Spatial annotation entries
== == ==

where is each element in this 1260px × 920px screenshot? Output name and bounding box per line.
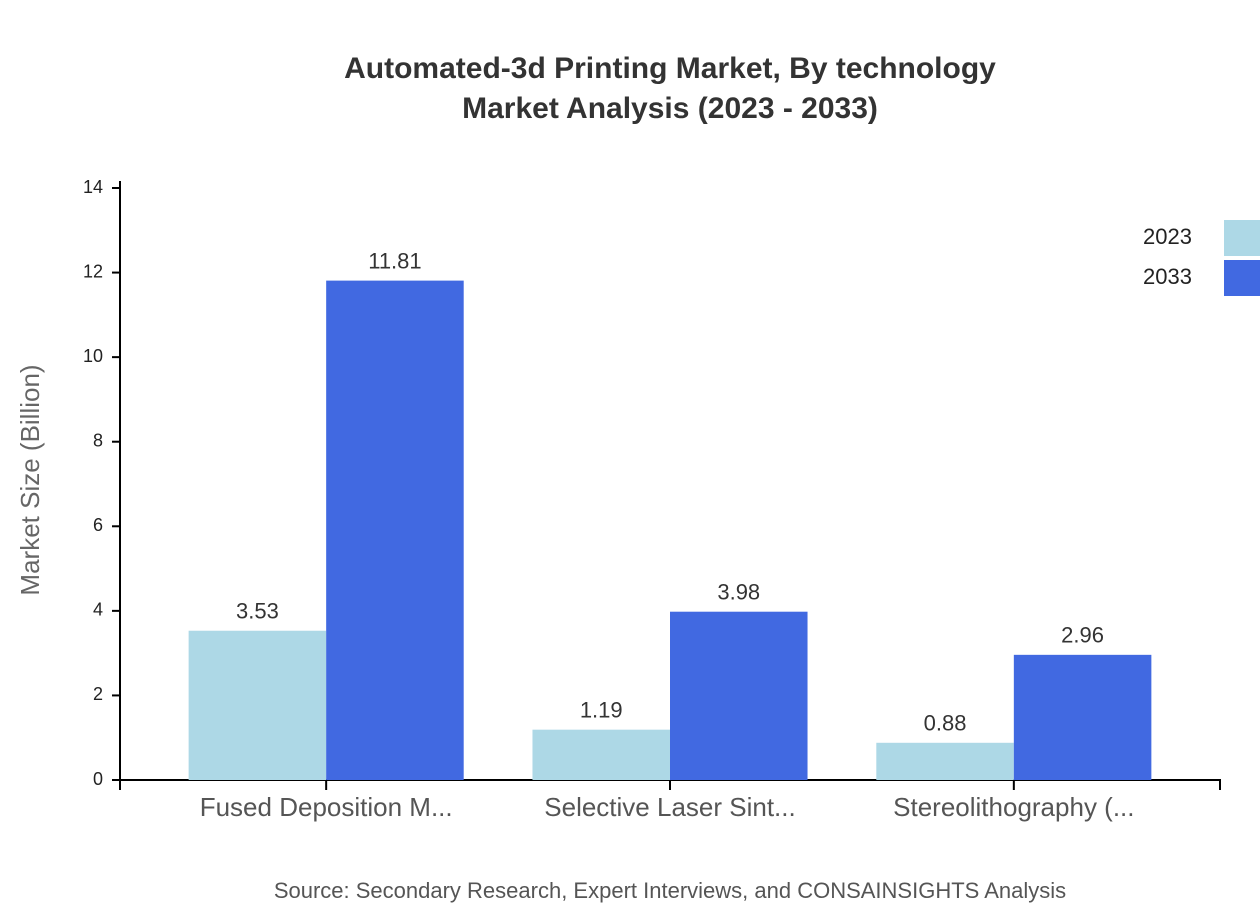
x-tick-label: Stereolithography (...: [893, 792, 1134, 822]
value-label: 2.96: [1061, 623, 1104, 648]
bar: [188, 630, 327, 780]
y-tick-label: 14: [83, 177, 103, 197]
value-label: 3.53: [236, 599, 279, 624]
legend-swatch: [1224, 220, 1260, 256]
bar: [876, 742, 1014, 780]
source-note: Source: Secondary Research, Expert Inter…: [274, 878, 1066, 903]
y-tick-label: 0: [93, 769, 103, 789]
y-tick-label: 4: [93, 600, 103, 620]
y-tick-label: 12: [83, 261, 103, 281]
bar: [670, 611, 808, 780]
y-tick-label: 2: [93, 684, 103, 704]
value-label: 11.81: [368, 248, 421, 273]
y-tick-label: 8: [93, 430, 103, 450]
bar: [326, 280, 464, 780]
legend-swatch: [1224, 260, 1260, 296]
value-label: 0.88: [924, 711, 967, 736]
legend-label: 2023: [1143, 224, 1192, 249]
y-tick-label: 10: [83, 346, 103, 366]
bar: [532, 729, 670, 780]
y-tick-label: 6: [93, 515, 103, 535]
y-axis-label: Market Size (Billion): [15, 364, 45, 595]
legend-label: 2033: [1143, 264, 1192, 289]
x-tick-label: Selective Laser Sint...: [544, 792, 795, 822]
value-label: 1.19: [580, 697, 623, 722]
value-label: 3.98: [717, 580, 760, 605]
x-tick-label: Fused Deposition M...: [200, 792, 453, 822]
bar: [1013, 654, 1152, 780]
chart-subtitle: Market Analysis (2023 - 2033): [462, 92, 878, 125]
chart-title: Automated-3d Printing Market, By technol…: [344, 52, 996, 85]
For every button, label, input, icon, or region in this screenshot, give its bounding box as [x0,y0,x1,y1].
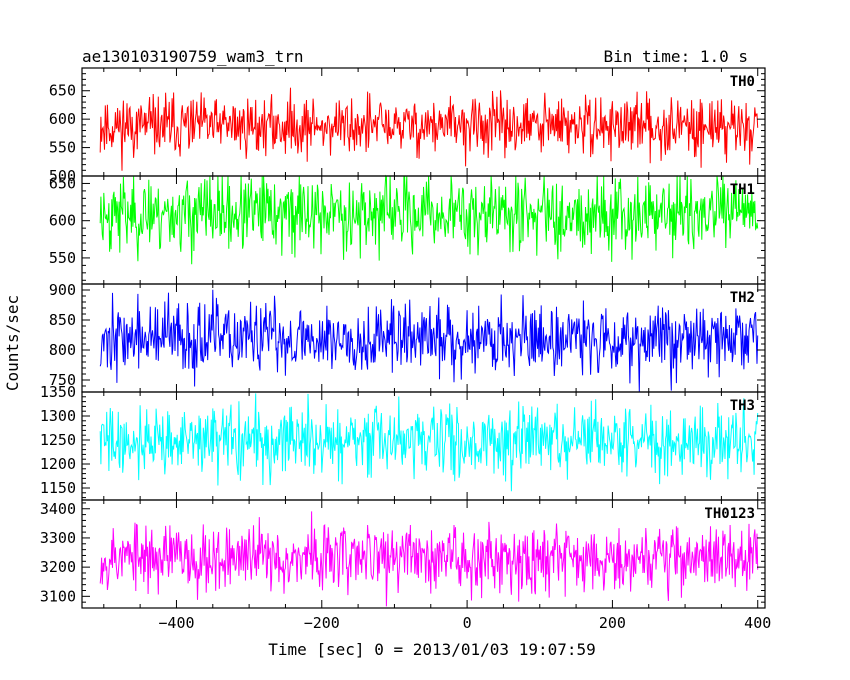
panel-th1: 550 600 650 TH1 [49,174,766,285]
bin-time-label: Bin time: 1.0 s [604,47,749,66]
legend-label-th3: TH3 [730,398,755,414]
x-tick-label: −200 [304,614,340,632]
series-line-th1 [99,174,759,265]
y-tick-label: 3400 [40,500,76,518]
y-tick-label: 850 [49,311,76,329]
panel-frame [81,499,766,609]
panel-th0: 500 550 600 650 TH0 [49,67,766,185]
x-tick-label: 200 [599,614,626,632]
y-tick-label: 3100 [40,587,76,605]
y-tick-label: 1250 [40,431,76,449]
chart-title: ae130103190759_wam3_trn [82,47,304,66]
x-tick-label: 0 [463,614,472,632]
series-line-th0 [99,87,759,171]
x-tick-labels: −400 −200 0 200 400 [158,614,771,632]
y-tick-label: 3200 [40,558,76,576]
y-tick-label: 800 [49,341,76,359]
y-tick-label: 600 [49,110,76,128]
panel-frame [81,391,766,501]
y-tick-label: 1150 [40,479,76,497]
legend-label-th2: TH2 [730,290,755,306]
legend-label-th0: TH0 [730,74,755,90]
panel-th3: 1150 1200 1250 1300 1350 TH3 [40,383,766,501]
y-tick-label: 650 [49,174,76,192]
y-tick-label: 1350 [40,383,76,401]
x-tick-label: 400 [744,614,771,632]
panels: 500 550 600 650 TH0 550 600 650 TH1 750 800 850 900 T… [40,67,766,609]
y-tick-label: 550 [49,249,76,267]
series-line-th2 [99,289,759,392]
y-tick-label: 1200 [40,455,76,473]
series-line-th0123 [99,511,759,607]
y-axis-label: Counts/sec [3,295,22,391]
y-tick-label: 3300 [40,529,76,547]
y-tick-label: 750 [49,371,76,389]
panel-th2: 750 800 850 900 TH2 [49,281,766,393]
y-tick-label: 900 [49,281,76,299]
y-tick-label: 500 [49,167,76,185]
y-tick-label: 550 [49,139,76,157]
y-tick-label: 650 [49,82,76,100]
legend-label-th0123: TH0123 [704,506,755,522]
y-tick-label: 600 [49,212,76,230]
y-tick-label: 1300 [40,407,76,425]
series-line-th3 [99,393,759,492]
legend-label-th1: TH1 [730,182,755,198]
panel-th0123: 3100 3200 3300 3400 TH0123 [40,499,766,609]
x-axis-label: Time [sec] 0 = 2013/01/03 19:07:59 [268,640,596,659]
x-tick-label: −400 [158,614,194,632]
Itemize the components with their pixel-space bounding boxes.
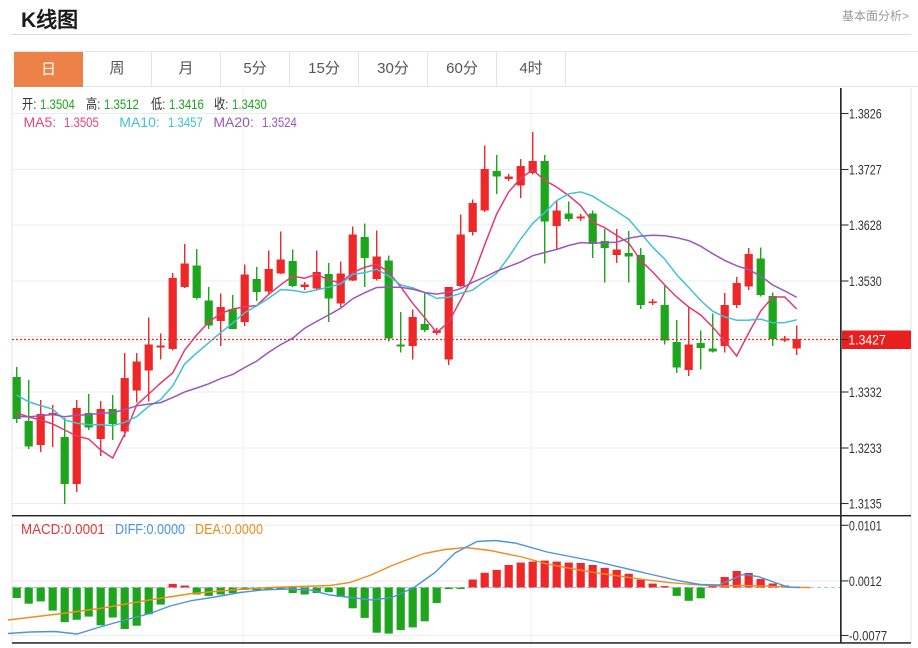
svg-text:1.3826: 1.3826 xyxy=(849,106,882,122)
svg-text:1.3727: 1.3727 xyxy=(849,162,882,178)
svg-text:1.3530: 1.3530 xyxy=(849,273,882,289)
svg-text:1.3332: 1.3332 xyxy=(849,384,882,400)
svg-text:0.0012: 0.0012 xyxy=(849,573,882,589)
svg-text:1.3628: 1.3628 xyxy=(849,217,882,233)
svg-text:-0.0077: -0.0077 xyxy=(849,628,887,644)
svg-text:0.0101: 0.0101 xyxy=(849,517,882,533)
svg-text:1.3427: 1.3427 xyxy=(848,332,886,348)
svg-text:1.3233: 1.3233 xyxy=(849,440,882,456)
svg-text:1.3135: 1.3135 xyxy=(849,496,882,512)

== == ==

» Short task
Quote all of the lines above word for word, omitting the pictures.

» Response to the task
where is each element in this 1260px × 920px screenshot? Output name and bounding box per line.
x-tick-label: Stereolithography (...: [893, 792, 1134, 822]
value-label: 2.96: [1061, 623, 1104, 648]
bar: [188, 630, 327, 780]
y-tick-label: 14: [83, 177, 103, 197]
value-label: 3.53: [236, 599, 279, 624]
legend-swatch: [1224, 220, 1260, 256]
bar: [876, 742, 1014, 780]
source-note: Source: Secondary Research, Expert Inter…: [274, 878, 1066, 903]
y-tick-label: 0: [93, 769, 103, 789]
y-tick-label: 4: [93, 600, 103, 620]
y-tick-label: 12: [83, 261, 103, 281]
bar: [670, 611, 808, 780]
y-tick-label: 2: [93, 684, 103, 704]
value-label: 11.81: [368, 248, 421, 273]
y-tick-label: 8: [93, 430, 103, 450]
bar: [326, 280, 464, 780]
legend-swatch: [1224, 260, 1260, 296]
value-label: 0.88: [924, 711, 967, 736]
legend-label: 2023: [1143, 224, 1192, 249]
y-tick-label: 10: [83, 346, 103, 366]
bar: [532, 729, 670, 780]
y-tick-label: 6: [93, 515, 103, 535]
y-axis-label: Market Size (Billion): [15, 364, 45, 595]
legend-label: 2033: [1143, 264, 1192, 289]
x-tick-label: Selective Laser Sint...: [544, 792, 795, 822]
value-label: 1.19: [580, 697, 623, 722]
value-label: 3.98: [717, 580, 760, 605]
x-tick-label: Fused Deposition M...: [200, 792, 453, 822]
bar: [1013, 654, 1152, 780]
chart-subtitle: Market Analysis (2023 - 2033): [462, 92, 878, 125]
chart-title: Automated-3d Printing Market, By technol…: [344, 52, 996, 85]
For every button, label, input, icon, or region in this screenshot, give its bounding box as [x0,y0,x1,y1].
panel-th1: 550 600 650 TH1 [49,174,766,285]
bin-time-label: Bin time: 1.0 s [604,47,749,66]
legend-label-th3: TH3 [730,398,755,414]
x-tick-label: −200 [304,614,340,632]
series-line-th1 [99,174,759,265]
y-tick-label: 3400 [40,500,76,518]
y-tick-label: 850 [49,311,76,329]
panel-frame [81,499,766,609]
panel-th0: 500 550 600 650 TH0 [49,67,766,185]
x-tick-label: 200 [599,614,626,632]
y-tick-label: 3100 [40,587,76,605]
y-tick-label: 1250 [40,431,76,449]
chart-title: ae130103190759_wam3_trn [82,47,304,66]
x-tick-label: 0 [463,614,472,632]
series-line-th0 [99,87,759,171]
x-tick-labels: −400 −200 0 200 400 [158,614,771,632]
y-tick-label: 3200 [40,558,76,576]
y-tick-label: 800 [49,341,76,359]
y-tick-label: 600 [49,110,76,128]
panel-frame [81,391,766,501]
y-tick-label: 1150 [40,479,76,497]
legend-label-th2: TH2 [730,290,755,306]
legend-label-th0: TH0 [730,74,755,90]
panel-th3: 1150 1200 1250 1300 1350 TH3 [40,383,766,501]
y-tick-label: 650 [49,174,76,192]
y-tick-label: 1350 [40,383,76,401]
x-tick-label: 400 [744,614,771,632]
panels: 500 550 600 650 TH0 550 600 650 TH1 750 800 850 900 T… [40,67,766,609]
y-tick-label: 550 [49,249,76,267]
series-line-th2 [99,289,759,392]
y-tick-label: 1200 [40,455,76,473]
series-line-th0123 [99,511,759,607]
y-axis-label: Counts/sec [3,295,22,391]
y-tick-label: 3300 [40,529,76,547]
y-tick-label: 750 [49,371,76,389]
panel-th2: 750 800 850 900 TH2 [49,281,766,393]
y-tick-label: 900 [49,281,76,299]
y-tick-label: 500 [49,167,76,185]
y-tick-label: 550 [49,139,76,157]
y-tick-label: 650 [49,82,76,100]
legend-label-th0123: TH0123 [704,506,755,522]
y-tick-label: 600 [49,212,76,230]
y-tick-label: 1300 [40,407,76,425]
series-line-th3 [99,393,759,492]
legend-label-th1: TH1 [730,182,755,198]
panel-th0123: 3100 3200 3300 3400 TH0123 [40,499,766,609]
x-axis-label: Time [sec] 0 = 2013/01/03 19:07:59 [268,640,596,659]
x-tick-label: −400 [158,614,194,632]
Itemize the components with their pixel-space bounding boxes.
svg-text:1.3826: 1.3826 xyxy=(849,106,882,122)
svg-text:1.3727: 1.3727 xyxy=(849,162,882,178)
svg-text:1.3530: 1.3530 xyxy=(849,273,882,289)
svg-text:1.3332: 1.3332 xyxy=(849,384,882,400)
svg-text:0.0012: 0.0012 xyxy=(849,573,882,589)
svg-text:1.3628: 1.3628 xyxy=(849,217,882,233)
svg-text:-0.0077: -0.0077 xyxy=(849,628,887,644)
svg-text:0.0101: 0.0101 xyxy=(849,517,882,533)
svg-text:1.3427: 1.3427 xyxy=(848,332,886,348)
svg-text:1.3233: 1.3233 xyxy=(849,440,882,456)
svg-text:1.3135: 1.3135 xyxy=(849,496,882,512)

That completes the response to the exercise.